Records for the exercise:
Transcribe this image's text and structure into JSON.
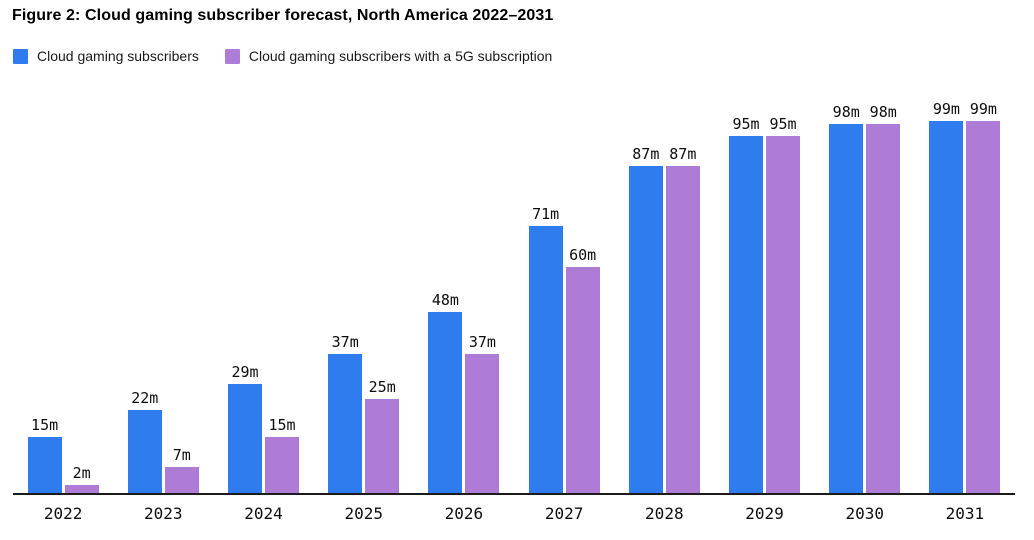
{
  "figure": {
    "title": "Figure 2: Cloud gaming subscriber forecast, North America 2022–2031"
  },
  "legend": {
    "items": [
      {
        "label": "Cloud gaming subscribers",
        "color": "#2E7CEE",
        "swatch_icon": "blue-square-swatch"
      },
      {
        "label": "Cloud gaming subscribers with a 5G subscription",
        "color": "#AE7CD7",
        "swatch_icon": "purple-square-swatch"
      }
    ]
  },
  "chart_data": {
    "type": "bar",
    "title": "Figure 2: Cloud gaming subscriber forecast, North America 2022–2031",
    "categories": [
      "2022",
      "2023",
      "2024",
      "2025",
      "2026",
      "2027",
      "2028",
      "2029",
      "2030",
      "2031"
    ],
    "series": [
      {
        "name": "Cloud gaming subscribers",
        "color": "#2E7CEE",
        "values": [
          15,
          22,
          29,
          37,
          48,
          71,
          87,
          95,
          98,
          99
        ],
        "data_labels": [
          "15m",
          "22m",
          "29m",
          "37m",
          "48m",
          "71m",
          "87m",
          "95m",
          "98m",
          "99m"
        ]
      },
      {
        "name": "Cloud gaming subscribers with a 5G subscription",
        "color": "#AE7CD7",
        "values": [
          2,
          7,
          15,
          25,
          37,
          60,
          87,
          95,
          98,
          99
        ],
        "data_labels": [
          "2m",
          "7m",
          "15m",
          "25m",
          "37m",
          "60m",
          "87m",
          "95m",
          "98m",
          "99m"
        ]
      }
    ],
    "unit": "m",
    "xlabel": "",
    "ylabel": "",
    "ylim": [
      0,
      100
    ],
    "grid": false,
    "y_axis_visible": false,
    "x_axis_line_color": "#1b1b1b",
    "legend_position": "top-left",
    "value_labels": "above-bars"
  }
}
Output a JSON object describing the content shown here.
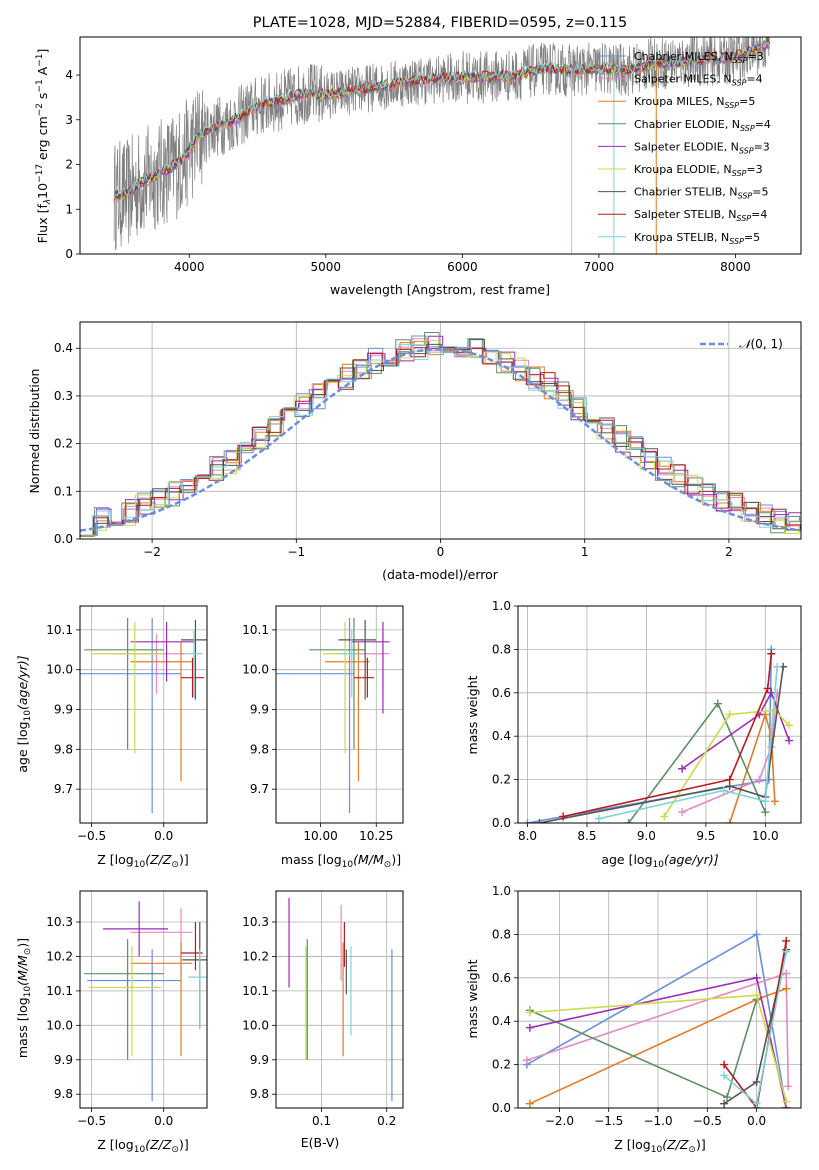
{
  "title": "PLATE=1028, MJD=52884, FIBERID=0595, z=0.115",
  "colors": [
    "#6a8fdd",
    "#e28bc4",
    "#e07b29",
    "#5e8f65",
    "#9b2eb6",
    "#ccd94d",
    "#555555",
    "#b61a1c",
    "#80d2d9"
  ],
  "labels": {
    "spec_x": "wavelength [Angstrom, rest frame]",
    "spec_y_a": "Flux [f",
    "spec_y_b": "λ",
    "spec_y_c": "10",
    "spec_y_d": "−17",
    "spec_y_e": " erg cm",
    "spec_y_f": "−2",
    "spec_y_g": " s",
    "spec_y_h": "−1",
    "spec_y_i": " A",
    "spec_y_j": "−1",
    "spec_y_k": "]",
    "hist_x": "(data-model)/error",
    "hist_y": "Normed distribution",
    "hist_leg_a": "𝒩",
    "hist_leg_b": "(0, 1)",
    "z_x_a": "Z [log",
    "z_x_b": "10",
    "z_x_c": "(Z/Z",
    "z_x_d": "⊙",
    "z_x_e": ")]",
    "mass_x_a": "mass [log",
    "mass_x_b": "10",
    "mass_x_c": "(M/M",
    "mass_x_d": "⊙",
    "mass_x_e": ")]",
    "age_y_a": "age  [log",
    "age_y_b": "10",
    "age_y_c": "(age/yr)]",
    "mass_y_a": "mass [log",
    "mass_y_b": "10",
    "mass_y_c": "(M/M",
    "mass_y_d": "⊙",
    "mass_y_e": ")]",
    "ebv_x": "E(B-V)",
    "weight_y": "mass weight",
    "agew_x_a": "age  [log",
    "agew_x_b": "10",
    "agew_x_c": "(age/yr)]",
    "zw_x_a": "Z [log",
    "zw_x_b": "10",
    "zw_x_c": "(Z/Z",
    "zw_x_d": "⊙",
    "zw_x_e": ")]"
  },
  "legend": [
    {
      "name": "Chabrier MILES",
      "n": "3"
    },
    {
      "name": "Salpeter MILES",
      "n": "4"
    },
    {
      "name": "Kroupa MILES",
      "n": "5"
    },
    {
      "name": "Chabrier ELODIE",
      "n": "4"
    },
    {
      "name": "Salpeter ELODIE",
      "n": "3"
    },
    {
      "name": "Kroupa ELODIE",
      "n": "3"
    },
    {
      "name": "Chabrier STELIB",
      "n": "5"
    },
    {
      "name": "Salpeter STELIB",
      "n": "4"
    },
    {
      "name": "Kroupa STELIB",
      "n": "5"
    }
  ],
  "legend_n_prefix": "N",
  "legend_n_sub": "SSP",
  "chart_data": [
    {
      "type": "line",
      "name": "spectrum",
      "xlim": [
        3200,
        8480
      ],
      "ylim": [
        0,
        4.85
      ],
      "xticks": [
        4000,
        5000,
        6000,
        7000,
        8000
      ],
      "yticks": [
        0,
        1,
        2,
        3,
        4
      ],
      "continuum": [
        [
          3450,
          1.3
        ],
        [
          3550,
          1.35
        ],
        [
          3650,
          1.6
        ],
        [
          3750,
          1.75
        ],
        [
          3850,
          1.9
        ],
        [
          3950,
          2.1
        ],
        [
          4050,
          2.55
        ],
        [
          4150,
          2.8
        ],
        [
          4300,
          2.95
        ],
        [
          4500,
          3.3
        ],
        [
          4700,
          3.45
        ],
        [
          4850,
          3.6
        ],
        [
          5000,
          3.55
        ],
        [
          5200,
          3.65
        ],
        [
          5400,
          3.75
        ],
        [
          5600,
          3.85
        ],
        [
          5800,
          3.9
        ],
        [
          6000,
          3.95
        ],
        [
          6200,
          3.95
        ],
        [
          6400,
          4.0
        ],
        [
          6600,
          4.15
        ],
        [
          6800,
          4.1
        ],
        [
          7000,
          4.15
        ],
        [
          7200,
          4.1
        ],
        [
          7400,
          4.25
        ],
        [
          7600,
          4.3
        ],
        [
          7800,
          4.35
        ],
        [
          8000,
          4.4
        ],
        [
          8250,
          4.7
        ]
      ],
      "lines": [
        "data",
        "Chabrier MILES",
        "Salpeter MILES",
        "Kroupa MILES",
        "Chabrier ELODIE",
        "Salpeter ELODIE",
        "Kroupa ELODIE",
        "Chabrier STELIB",
        "Salpeter STELIB",
        "Kroupa STELIB"
      ]
    },
    {
      "type": "bar",
      "name": "residual histogram",
      "xlim": [
        -2.5,
        2.5
      ],
      "ylim": [
        0,
        0.455
      ],
      "xticks": [
        -2,
        -1,
        0,
        1,
        2
      ],
      "yticks": [
        0.0,
        0.1,
        0.2,
        0.3,
        0.4
      ],
      "bin_width": 0.1,
      "series": [
        {
          "name": "Chabrier MILES",
          "offset": 0.0
        },
        {
          "name": "Salpeter MILES",
          "offset": 0.02
        },
        {
          "name": "Kroupa MILES",
          "offset": 0.04
        },
        {
          "name": "Chabrier ELODIE",
          "offset": -0.02
        },
        {
          "name": "Salpeter ELODIE",
          "offset": 0.03
        },
        {
          "name": "Kroupa ELODIE",
          "offset": -0.03
        },
        {
          "name": "Chabrier STELIB",
          "offset": 0.01
        },
        {
          "name": "Salpeter STELIB",
          "offset": -0.01
        },
        {
          "name": "Kroupa STELIB",
          "offset": 0.025
        }
      ],
      "reference": {
        "label": "N(0,1)",
        "mu": 0,
        "sigma": 1
      }
    },
    {
      "type": "scatter",
      "name": "age vs metallicity",
      "xlim": [
        -0.58,
        0.3
      ],
      "ylim": [
        9.615,
        10.16
      ],
      "xticks": [
        -0.5,
        0.0
      ],
      "xticklabels": [
        "−0.5",
        "0.0"
      ],
      "yticks": [
        9.7,
        9.8,
        9.9,
        10.0,
        10.1
      ],
      "points": [
        {
          "x": -0.08,
          "y": 9.99,
          "xerr": [
            0.5,
            0.2
          ],
          "yerr": [
            0.35,
            0.14
          ]
        },
        {
          "x": -0.05,
          "y": 10.04,
          "xerr": [
            0.3,
            0.2
          ],
          "yerr": [
            0.1,
            0.05
          ]
        },
        {
          "x": 0.12,
          "y": 10.02,
          "xerr": [
            0.35,
            0.08
          ],
          "yerr": [
            0.3,
            0.05
          ]
        },
        {
          "x": -0.25,
          "y": 10.05,
          "xerr": [
            0.3,
            0.25
          ],
          "yerr": [
            0.25,
            0.08
          ]
        },
        {
          "x": 0.02,
          "y": 10.07,
          "xerr": [
            0.25,
            0.2
          ],
          "yerr": [
            0.1,
            0.05
          ]
        },
        {
          "x": -0.2,
          "y": 10.04,
          "xerr": [
            0.3,
            0.2
          ],
          "yerr": [
            0.25,
            0.08
          ]
        },
        {
          "x": 0.22,
          "y": 10.075,
          "xerr": [
            0.1,
            0.08
          ],
          "yerr": [
            0.15,
            0.05
          ]
        },
        {
          "x": 0.2,
          "y": 9.98,
          "xerr": [
            0.08,
            0.08
          ],
          "yerr": [
            0.05,
            0.05
          ]
        },
        {
          "x": 0.21,
          "y": 10.04,
          "xerr": [
            0.06,
            0.06
          ],
          "yerr": [
            0.11,
            0.06
          ]
        }
      ]
    },
    {
      "type": "scatter",
      "name": "age vs mass",
      "xlim": [
        9.8,
        10.37
      ],
      "ylim": [
        9.615,
        10.16
      ],
      "xticks": [
        10.0,
        10.25
      ],
      "xticklabels": [
        "10.00",
        "10.25"
      ],
      "yticks": [
        9.7,
        9.8,
        9.9,
        10.0,
        10.1
      ],
      "points": [
        {
          "x": 10.13,
          "y": 9.99,
          "xerr": [
            0.35,
            0.02
          ],
          "yerr": [
            0.35,
            0.14
          ]
        },
        {
          "x": 10.28,
          "y": 10.04,
          "xerr": [
            0.15,
            0.03
          ],
          "yerr": [
            0.1,
            0.05
          ]
        },
        {
          "x": 10.17,
          "y": 10.02,
          "xerr": [
            0.15,
            0.05
          ],
          "yerr": [
            0.3,
            0.05
          ]
        },
        {
          "x": 10.15,
          "y": 10.05,
          "xerr": [
            0.2,
            0.05
          ],
          "yerr": [
            0.25,
            0.08
          ]
        },
        {
          "x": 10.28,
          "y": 10.07,
          "xerr": [
            0.14,
            0.03
          ],
          "yerr": [
            0.18,
            0.05
          ]
        },
        {
          "x": 10.11,
          "y": 10.04,
          "xerr": [
            0.1,
            0.02
          ],
          "yerr": [
            0.25,
            0.08
          ]
        },
        {
          "x": 10.2,
          "y": 10.075,
          "xerr": [
            0.12,
            0.05
          ],
          "yerr": [
            0.15,
            0.05
          ]
        },
        {
          "x": 10.21,
          "y": 9.98,
          "xerr": [
            0.06,
            0.03
          ],
          "yerr": [
            0.05,
            0.05
          ]
        },
        {
          "x": 10.14,
          "y": 10.04,
          "xerr": [
            0.06,
            0.03
          ],
          "yerr": [
            0.11,
            0.06
          ]
        }
      ]
    },
    {
      "type": "line",
      "name": "mass weight vs age",
      "xlim": [
        7.92,
        10.3
      ],
      "ylim": [
        0,
        1.0
      ],
      "xticks": [
        8.0,
        8.5,
        9.0,
        9.5,
        10.0
      ],
      "xticklabels": [
        "8.0",
        "8.5",
        "9.0",
        "9.5",
        "10.0"
      ],
      "yticks": [
        0.0,
        0.2,
        0.4,
        0.6,
        0.8,
        1.0
      ],
      "series": [
        {
          "name": "Chabrier MILES",
          "x": [
            8.0,
            10.03,
            10.05
          ],
          "y": [
            0.0,
            0.2,
            0.8
          ]
        },
        {
          "name": "Salpeter MILES",
          "x": [
            9.3,
            9.95,
            10.05,
            10.1
          ],
          "y": [
            0.05,
            0.2,
            0.35,
            0.6
          ]
        },
        {
          "name": "Kroupa MILES",
          "x": [
            9.7,
            10.0,
            10.05,
            10.08
          ],
          "y": [
            0.0,
            0.5,
            0.4,
            0.1
          ]
        },
        {
          "name": "Chabrier ELODIE",
          "x": [
            8.85,
            9.6,
            10.0
          ],
          "y": [
            0.0,
            0.55,
            0.05
          ]
        },
        {
          "name": "Salpeter ELODIE",
          "x": [
            9.3,
            9.95,
            10.05,
            10.2
          ],
          "y": [
            0.25,
            0.5,
            0.6,
            0.38
          ]
        },
        {
          "name": "Kroupa ELODIE",
          "x": [
            9.15,
            9.7,
            10.08,
            10.2
          ],
          "y": [
            0.03,
            0.5,
            0.52,
            0.45
          ]
        },
        {
          "name": "Chabrier STELIB",
          "x": [
            8.1,
            9.7,
            10.0,
            10.15
          ],
          "y": [
            0.0,
            0.17,
            0.12,
            0.72
          ]
        },
        {
          "name": "Salpeter STELIB",
          "x": [
            8.3,
            9.7,
            10.02,
            10.05
          ],
          "y": [
            0.03,
            0.2,
            0.62,
            0.78
          ]
        },
        {
          "name": "Kroupa STELIB",
          "x": [
            8.6,
            9.65,
            10.0,
            10.1
          ],
          "y": [
            0.02,
            0.15,
            0.1,
            0.72
          ]
        }
      ]
    },
    {
      "type": "scatter",
      "name": "mass vs metallicity",
      "xlim": [
        -0.58,
        0.3
      ],
      "ylim": [
        9.76,
        10.39
      ],
      "xticks": [
        -0.5,
        0.0
      ],
      "xticklabels": [
        "−0.5",
        "0.0"
      ],
      "yticks": [
        9.8,
        9.9,
        10.0,
        10.1,
        10.2,
        10.3
      ],
      "points": [
        {
          "x": -0.08,
          "y": 10.13,
          "xerr": [
            0.45,
            0.2
          ],
          "yerr": [
            0.35,
            0.09
          ]
        },
        {
          "x": 0.12,
          "y": 10.27,
          "xerr": [
            0.35,
            0.08
          ],
          "yerr": [
            0.12,
            0.07
          ]
        },
        {
          "x": 0.12,
          "y": 10.18,
          "xerr": [
            0.35,
            0.08
          ],
          "yerr": [
            0.27,
            0.06
          ]
        },
        {
          "x": -0.25,
          "y": 10.15,
          "xerr": [
            0.3,
            0.25
          ],
          "yerr": [
            0.25,
            0.1
          ]
        },
        {
          "x": -0.17,
          "y": 10.28,
          "xerr": [
            0.25,
            0.2
          ],
          "yerr": [
            0.08,
            0.08
          ]
        },
        {
          "x": -0.22,
          "y": 10.11,
          "xerr": [
            0.3,
            0.2
          ],
          "yerr": [
            0.2,
            0.12
          ]
        },
        {
          "x": 0.25,
          "y": 10.19,
          "xerr": [
            0.12,
            0.05
          ],
          "yerr": [
            0.2,
            0.11
          ]
        },
        {
          "x": 0.22,
          "y": 10.21,
          "xerr": [
            0.1,
            0.05
          ],
          "yerr": [
            0.05,
            0.09
          ]
        },
        {
          "x": 0.25,
          "y": 10.14,
          "xerr": [
            0.08,
            0.05
          ],
          "yerr": [
            0.15,
            0.08
          ]
        }
      ]
    },
    {
      "type": "scatter",
      "name": "mass vs extinction",
      "xlim": [
        0.03,
        0.225
      ],
      "ylim": [
        9.76,
        10.39
      ],
      "xticks": [
        0.1,
        0.2
      ],
      "xticklabels": [
        "0.1",
        "0.2"
      ],
      "yticks": [
        9.8,
        9.9,
        10.0,
        10.1,
        10.2,
        10.3
      ],
      "points": [
        {
          "x": 0.208,
          "y": 10.0,
          "yerr": [
            0.22,
            0.22
          ]
        },
        {
          "x": 0.13,
          "y": 10.22,
          "yerr": [
            0.09,
            0.13
          ]
        },
        {
          "x": 0.133,
          "y": 10.18,
          "yerr": [
            0.27,
            0.06
          ]
        },
        {
          "x": 0.078,
          "y": 10.07,
          "yerr": [
            0.17,
            0.18
          ]
        },
        {
          "x": 0.05,
          "y": 10.23,
          "yerr": [
            0.12,
            0.14
          ]
        },
        {
          "x": 0.076,
          "y": 10.07,
          "yerr": [
            0.17,
            0.16
          ]
        },
        {
          "x": 0.138,
          "y": 10.14,
          "yerr": [
            0.05,
            0.08
          ]
        },
        {
          "x": 0.135,
          "y": 10.21,
          "yerr": [
            0.04,
            0.09
          ]
        },
        {
          "x": 0.145,
          "y": 10.06,
          "yerr": [
            0.09,
            0.17
          ]
        }
      ]
    },
    {
      "type": "line",
      "name": "mass weight vs metallicity",
      "xlim": [
        -2.42,
        0.45
      ],
      "ylim": [
        0,
        1.0
      ],
      "xticks": [
        -2.0,
        -1.5,
        -1.0,
        -0.5,
        0.0
      ],
      "xticklabels": [
        "−2.0",
        "−1.5",
        "−1.0",
        "−0.5",
        "0.0"
      ],
      "yticks": [
        0.0,
        0.2,
        0.4,
        0.6,
        0.8,
        1.0
      ],
      "series": [
        {
          "name": "Chabrier MILES",
          "x": [
            -2.33,
            0.0,
            0.3
          ],
          "y": [
            0.2,
            0.8,
            0.0
          ]
        },
        {
          "name": "Salpeter MILES",
          "x": [
            -2.33,
            0.3,
            0.32
          ],
          "y": [
            0.22,
            0.62,
            0.1
          ]
        },
        {
          "name": "Kroupa MILES",
          "x": [
            -2.3,
            0.0,
            0.3
          ],
          "y": [
            0.02,
            0.5,
            0.55
          ]
        },
        {
          "name": "Chabrier ELODIE",
          "x": [
            -2.3,
            -0.3,
            0.0
          ],
          "y": [
            0.45,
            0.05,
            0.5
          ]
        },
        {
          "name": "Salpeter ELODIE",
          "x": [
            -2.3,
            0.0,
            0.3
          ],
          "y": [
            0.37,
            0.6,
            0.0
          ]
        },
        {
          "name": "Kroupa ELODIE",
          "x": [
            -2.3,
            0.0,
            0.3
          ],
          "y": [
            0.44,
            0.52,
            0.03
          ]
        },
        {
          "name": "Chabrier STELIB",
          "x": [
            -0.33,
            0.0,
            0.3
          ],
          "y": [
            0.02,
            0.12,
            0.73
          ]
        },
        {
          "name": "Salpeter STELIB",
          "x": [
            -0.33,
            0.0,
            0.3
          ],
          "y": [
            0.2,
            0.0,
            0.77
          ]
        },
        {
          "name": "Kroupa STELIB",
          "x": [
            -0.33,
            0.0,
            0.3
          ],
          "y": [
            0.15,
            0.02,
            0.72
          ]
        }
      ]
    }
  ]
}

Direction:
Give the number of lines in the data that contain "North", with no other words.

Answer to this task:
2